Saved entries:
====

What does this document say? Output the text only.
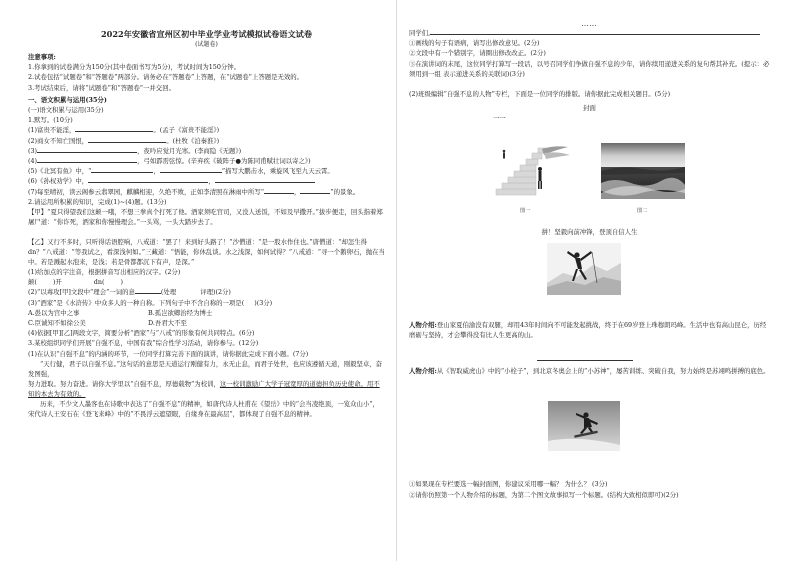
2022年安徽省宣州区初中毕业学业考试模拟试卷语文试卷
(试题卷)
注意事项:
1.你拿到的试卷满分为150分(其中卷面书写为5分)，考试时间为150分钟。
2.试卷包括“试题卷”和“答题卷”两部分。请务必在“答题卷”上答题，在“试题卷”上答题是无效的。
3.考试结束后，请将“试题卷”和“答题卷”一并交回。
一、语文积累与运用(35分)
(一)语文积累与运用(35分)
1.默写。(10分)
(1)富贵不能淫，	。(孟子《富贵不能淫》)
(2)商女不知亡国恨，	。(杜牧《泊秦淮》)
(3)	，夜吟应觉月光寒。(李商隐《无题》)
(4)	，弓如霹雳弦惊。(辛弃疾《破阵子●为陈同甫赋壮词以寄之》)
(5)《北冥有鱼》中，“	，	”描写大鹏击水，乘旋风飞至九天云霄。
(6)《孙权劝学》中，	，
(7)每至晴初，读云阁参云翡翠园，麒麟相迎，久绝不败，正如李清照在淋雨中所写“	，	”的景象。
2.请运用所积累的知识，完成(1)~(4)题。(13分)
【甲】“夏只得望我们这颠一哦，不想三拳真个打死了他。酒家须吃官司，又没人送饭，不如及早撒开。”拔步便走，回头指着郑屠尸道：“你诈死，洒家和你慢慢理会。”一头骂，一头大踏步去了。
【乙】又行不多时，只听得话语腔响，八戒道：“罢了！来到好头路了！”沙僧道：“是一股水作住也。”唐僧道：“却怎生得dn？”八戒道：“等我试之，看深浅何如。”三藏道：“悟能，你休乱谈。水之浅深，如何试得？”八戒道：“寻一个鹅卵石，抛在当中。若是溅起水泡来，是浅；若是骨都都沉下有声，是深。”
(1)给加点的字注音，根据拼音写出相应的汉字。(2分)
颠(	)开	dn(	)
(2)“以毒攻[甲]文段中“理会”一词的意	(处理	评理)(2分)
(3)“酒家”是《水浒传》中众多人的一种自称。下列句子中不含自称的一项是( )(3分)
A.愚以为宫中之事	B.孤岂欲卿治经为博士
C.臣诚知不如徐公美	D.吾君大不至
(4)依据[甲][乙]两段文字，简要分析“酒家”与“八戒”的形象有何共同特点。(6分)
3.某校组织同学们开展“自强不息，中国有我”综合性学习活动，请你参与。(12分)
(1)在认识“自强不息”的内涵的环节，一位同学打算完善下面的演讲，请你据此完成下面小题。(7分)
“天行健，君子以自强不息。”这句话的意思是天道运行刚健有力，永无止息，而君子处世，也应该遵循天道，刚毅坚卓，奋发图强，
努力进取。努力奋进。请你大学里以“自强不息，厚德载物”为校训，这一校训激励广大学子冠宽厚的道德担负历史使命。用不知的本去为有效的。
历来，不少文人墨客也在诗歌中表达了“自强不息”的精神，如唐代诗人杜甫在《望岳》中的“会当凌绝顶，一览众山小”，宋代诗人王安石在《登飞来峰》中的“不畏浮云遮望眼，自缘身在最高层”，都体现了自强不息的精神。
……
同学们,
①画线的句子有语病，请写出修改意见。(2分)
②文段中有一个错别字，请圈出修改改正。(2分)
③在演讲词的末尾，这位同学打算写一段话，以号召同学们争做自强不息的少年，请你续用递进关系的复句帮其补充。(提示：必须用到一组 表示递进关系的关联词)(3分)
(2)班级编辑“自强不息的人物”专栏，下面是一位同学的排版。请你据此完成相关题目。(5分)
封面
一一
图一	图二
拼！坚毅向前冲锋，登顶自信人生
人物介绍:登山家夏伯渝没有双腿，却用43年时间向不可能发起挑战，终于在69岁登上珠穆朗玛峰。生活中也有高山昆仑，历经磨砺与坚持，才会攀得没有比人生更高的山。
人物介绍:从《智取威虎山》中的“小栓子”，到北京冬奥会上的“小苏神”，屡苦训练、突破自我，努力始终是苏翊鸣拼搏的底色。
①如果现在专栏要选一幅封面图，你建议采用哪一幅？ 为什么？ (3分)
②请你仿照第一个人物介绍的标题，为第二个图文故事拟写一个标题。(结构大致相似即可)(2分)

====

Challenge:
Please write out all of the material above without changing a word, and omit any pictures.

Output below:
What does this document say? Output the text only.
2022年安徽省宣州区初中毕业学业考试模拟试卷语文试卷
(试题卷)
注意事项:
1.你拿到的试卷满分为150分(其中卷面书写为5分)，考试时间为150分钟。
2.试卷包括“试题卷”和“答题卷”两部分。请务必在“答题卷”上答题，在“试题卷”上答题是无效的。
3.考试结束后，请将“试题卷”和“答题卷”一并交回。
一、语文积累与运用(35分)
(一)语文积累与运用(35分)
1.默写。(10分)
(1)富贵不能淫，	。(孟子《富贵不能淫》)
(2)商女不知亡国恨，	。(杜牧《泊秦淮》)
(3)	，夜吟应觉月光寒。(李商隐《无题》)
(4)	，弓如霹雳弦惊。(辛弃疾《破阵子●为陈同甫赋壮词以寄之》)
(5)《北冥有鱼》中，“	，	”描写大鹏击水，乘旋风飞至九天云霄。
(6)《孙权劝学》中，	，
(7)每至晴初，读云阁参云翡翠园，麒麟相迎，久绝不败，正如李清照在淋雨中所写“	，	”的景象。
2.请运用所积累的知识，完成(1)~(4)题。(13分)
【甲】“夏只得望我们这颠一哦，不想三拳真个打死了他。酒家须吃官司，又没人送饭，不如及早撒开。”拔步便走，回头指着郑屠尸道：“你诈死，洒家和你慢慢理会。”一头骂，一头大踏步去了。
【乙】又行不多时，只听得话语腔响，八戒道：“罢了！来到好头路了！”沙僧道：“是一股水作住也。”唐僧道：“却怎生得dn？”八戒道：“等我试之，看深浅何如。”三藏道：“悟能，你休乱谈。水之浅深，如何试得？”八戒道：“寻一个鹅卵石，抛在当中。若是溅起水泡来，是浅；若是骨都都沉下有声，是深。”
(1)给加点的字注音，根据拼音写出相应的汉字。(2分)
颠(	)开	dn(	)
(2)“以毒攻[甲]文段中“理会”一词的意	(处理	评理)(2分)
(3)“酒家”是《水浒传》中众多人的一种自称。下列句子中不含自称的一项是( )(3分)
A.愚以为宫中之事	B.孤岂欲卿治经为博士
C.臣诚知不如徐公美	D.吾君大不至
(4)依据[甲][乙]两段文字，简要分析“酒家”与“八戒”的形象有何共同特点。(6分)
3.某校组织同学们开展“自强不息，中国有我”综合性学习活动，请你参与。(12分)
(1)在认识“自强不息”的内涵的环节，一位同学打算完善下面的演讲，请你据此完成下面小题。(7分)
“天行健，君子以自强不息。”这句话的意思是天道运行刚健有力，永无止息，而君子处世，也应该遵循天道，刚毅坚卓，奋发图强，
努力进取。努力奋进。请你大学里以“自强不息，厚德载物”为校训，这一校训激励广大学子冠宽厚的道德担负历史使命。用不知的本去为有效的。
历来，不少文人墨客也在诗歌中表达了“自强不息”的精神，如唐代诗人杜甫在《望岳》中的“会当凌绝顶，一览众山小”，宋代诗人王安石在《登飞来峰》中的“不畏浮云遮望眼，自缘身在最高层”，都体现了自强不息的精神。
……
同学们,
①画线的句子有语病，请写出修改意见。(2分)
②文段中有一个错别字，请圈出修改改正。(2分)
③在演讲词的末尾，这位同学打算写一段话，以号召同学们争做自强不息的少年，请你续用递进关系的复句帮其补充。(提示：必须用到一组 表示递进关系的关联词)(3分)
(2)班级编辑“自强不息的人物”专栏，下面是一位同学的排版。请你据此完成相关题目。(5分)
封面
一一
图一	图二
拼！坚毅向前冲锋，登顶自信人生
人物介绍:登山家夏伯渝没有双腿，却用43年时间向不可能发起挑战，终于在69岁登上珠穆朗玛峰。生活中也有高山昆仑，历经磨砺与坚持，才会攀得没有比人生更高的山。
人物介绍:从《智取威虎山》中的“小栓子”，到北京冬奥会上的“小苏神”，屡苦训练、突破自我，努力始终是苏翊鸣拼搏的底色。
①如果现在专栏要选一幅封面图，你建议采用哪一幅？ 为什么？ (3分)
②请你仿照第一个人物介绍的标题，为第二个图文故事拟写一个标题。(结构大致相似即可)(2分)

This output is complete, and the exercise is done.